_STATED TASK_. Put every line of the records below into a numbered list, skipping any blank lines. Leave the pictures out of your answer.

Dataset records:
======

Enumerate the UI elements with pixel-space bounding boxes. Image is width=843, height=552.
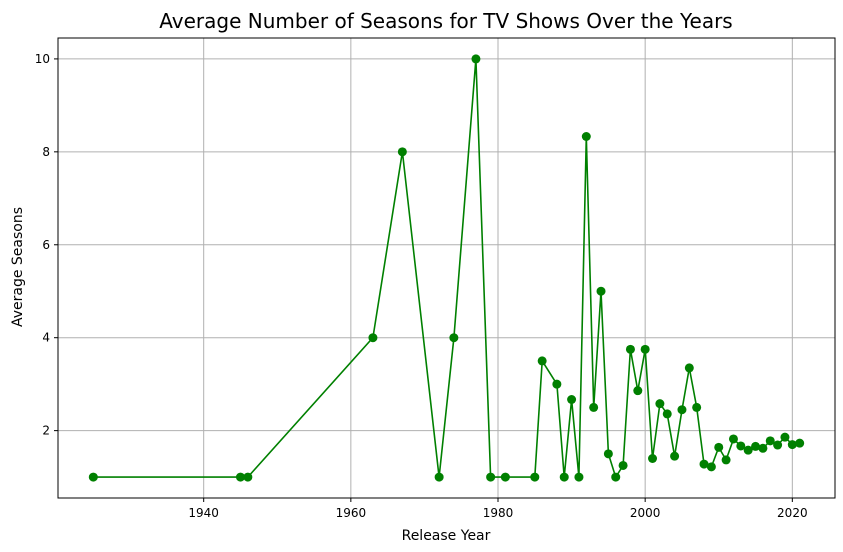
x-tick-label: 2000 bbox=[630, 506, 661, 520]
y-tick-label: 4 bbox=[42, 331, 50, 345]
data-point bbox=[486, 472, 496, 482]
data-point bbox=[596, 286, 606, 296]
x-tick-label: 1980 bbox=[483, 506, 514, 520]
plot-frame bbox=[57, 37, 836, 499]
data-point bbox=[655, 399, 665, 409]
data-point bbox=[706, 462, 716, 472]
data-point bbox=[692, 402, 702, 412]
data-point bbox=[603, 449, 613, 459]
data-point bbox=[795, 438, 805, 448]
data-point bbox=[721, 455, 731, 465]
data-point bbox=[500, 472, 510, 482]
data-point bbox=[243, 472, 253, 482]
data-point bbox=[714, 442, 724, 452]
data-point bbox=[589, 402, 599, 412]
data-point bbox=[552, 379, 562, 389]
data-point bbox=[751, 441, 761, 451]
data-point bbox=[736, 441, 746, 451]
y-axis-label: Average Seasons bbox=[10, 207, 26, 327]
data-point bbox=[449, 333, 459, 343]
data-points bbox=[88, 54, 805, 482]
x-tick-label: 2020 bbox=[777, 506, 808, 520]
data-point bbox=[640, 344, 650, 354]
series-line-layer bbox=[93, 58, 800, 479]
data-point bbox=[758, 443, 768, 453]
data-point bbox=[88, 472, 98, 482]
data-point bbox=[567, 394, 577, 404]
data-point bbox=[633, 386, 643, 396]
data-point bbox=[537, 356, 547, 366]
data-point bbox=[677, 405, 687, 415]
data-point bbox=[581, 132, 591, 142]
data-point bbox=[559, 472, 569, 482]
data-point bbox=[684, 363, 694, 373]
data-point bbox=[574, 472, 584, 482]
data-point bbox=[397, 147, 407, 157]
data-point bbox=[434, 472, 444, 482]
y-tick-label: 8 bbox=[42, 145, 50, 159]
chart-title: Average Number of Seasons for TV Shows O… bbox=[159, 9, 732, 33]
y-tick-label: 10 bbox=[35, 52, 50, 66]
data-point bbox=[699, 459, 709, 469]
series-line bbox=[93, 58, 800, 479]
data-point bbox=[670, 451, 680, 461]
x-axis-label: Release Year bbox=[402, 528, 491, 544]
x-tick-label: 1940 bbox=[188, 506, 219, 520]
data-point bbox=[618, 460, 628, 470]
axis-ticks: 1940 1960 1980 2000 2020 2 4 6 8 10 bbox=[35, 52, 808, 520]
data-point bbox=[471, 54, 481, 64]
y-tick-label: 6 bbox=[42, 238, 50, 252]
data-point bbox=[743, 445, 753, 455]
data-point bbox=[765, 436, 775, 446]
data-point bbox=[662, 409, 672, 419]
data-point bbox=[773, 440, 783, 450]
data-point bbox=[368, 333, 378, 343]
data-point bbox=[787, 440, 797, 450]
data-point bbox=[728, 434, 738, 444]
data-point bbox=[625, 344, 635, 354]
data-point bbox=[235, 472, 245, 482]
x-tick-label: 1960 bbox=[336, 506, 367, 520]
y-tick-label: 2 bbox=[42, 424, 50, 438]
data-point bbox=[530, 472, 540, 482]
data-point bbox=[611, 472, 621, 482]
data-point bbox=[648, 454, 658, 464]
data-point bbox=[780, 432, 790, 442]
grid-lines bbox=[58, 38, 835, 498]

======

_RESULT BELOW_.
1. Enumerate the UI elements with pixel-space bounding boxes. Image is width=843, height=552.
2. x-tick-label: 2000 bbox=[630, 506, 661, 520]
3. y-tick-label: 4 bbox=[42, 331, 50, 345]
4. data-point bbox=[486, 472, 496, 482]
5. data-point bbox=[596, 286, 606, 296]
6. x-tick-label: 1980 bbox=[483, 506, 514, 520]
7. plot-frame bbox=[57, 37, 836, 499]
8. data-point bbox=[655, 399, 665, 409]
9. data-point bbox=[706, 462, 716, 472]
10. data-point bbox=[692, 402, 702, 412]
11. data-point bbox=[603, 449, 613, 459]
12. data-point bbox=[795, 438, 805, 448]
13. data-point bbox=[721, 455, 731, 465]
14. data-point bbox=[500, 472, 510, 482]
15. data-point bbox=[243, 472, 253, 482]
16. data-point bbox=[714, 442, 724, 452]
17. data-point bbox=[589, 402, 599, 412]
18. data-point bbox=[552, 379, 562, 389]
19. data-point bbox=[751, 441, 761, 451]
20. data-point bbox=[736, 441, 746, 451]
21. y-axis-label: Average Seasons bbox=[10, 207, 26, 327]
22. data-point bbox=[449, 333, 459, 343]
23. data-points bbox=[88, 54, 805, 482]
24. x-tick-label: 2020 bbox=[777, 506, 808, 520]
25. data-point bbox=[640, 344, 650, 354]
26. series-line-layer bbox=[93, 58, 800, 479]
27. data-point bbox=[758, 443, 768, 453]
28. data-point bbox=[88, 472, 98, 482]
29. data-point bbox=[567, 394, 577, 404]
30. data-point bbox=[633, 386, 643, 396]
31. data-point bbox=[537, 356, 547, 366]
32. data-point bbox=[677, 405, 687, 415]
33. data-point bbox=[581, 132, 591, 142]
34. data-point bbox=[559, 472, 569, 482]
35. data-point bbox=[684, 363, 694, 373]
36. data-point bbox=[574, 472, 584, 482]
37. data-point bbox=[397, 147, 407, 157]
38. data-point bbox=[434, 472, 444, 482]
39. y-tick-label: 8 bbox=[42, 145, 50, 159]
40. chart-title: Average Number of Seasons for TV Shows O… bbox=[159, 9, 732, 33]
41. y-tick-label: 10 bbox=[35, 52, 50, 66]
42. data-point bbox=[699, 459, 709, 469]
43. series-line bbox=[93, 58, 800, 479]
44. data-point bbox=[670, 451, 680, 461]
45. x-axis-label: Release Year bbox=[402, 528, 491, 544]
46. x-tick-label: 1940 bbox=[188, 506, 219, 520]
47. data-point bbox=[618, 460, 628, 470]
48. axis-ticks: 1940 1960 1980 2000 2020 2 4 6 8 10 bbox=[35, 52, 808, 520]
49. data-point bbox=[471, 54, 481, 64]
50. y-tick-label: 6 bbox=[42, 238, 50, 252]
51. data-point bbox=[743, 445, 753, 455]
52. data-point bbox=[765, 436, 775, 446]
53. data-point bbox=[662, 409, 672, 419]
54. data-point bbox=[773, 440, 783, 450]
55. data-point bbox=[368, 333, 378, 343]
56. data-point bbox=[787, 440, 797, 450]
57. data-point bbox=[728, 434, 738, 444]
58. data-point bbox=[625, 344, 635, 354]
59. data-point bbox=[235, 472, 245, 482]
60. x-tick-label: 1960 bbox=[336, 506, 367, 520]
61. y-tick-label: 2 bbox=[42, 424, 50, 438]
62. data-point bbox=[530, 472, 540, 482]
63. data-point bbox=[611, 472, 621, 482]
64. data-point bbox=[648, 454, 658, 464]
65. data-point bbox=[780, 432, 790, 442]
66. grid-lines bbox=[58, 38, 835, 498]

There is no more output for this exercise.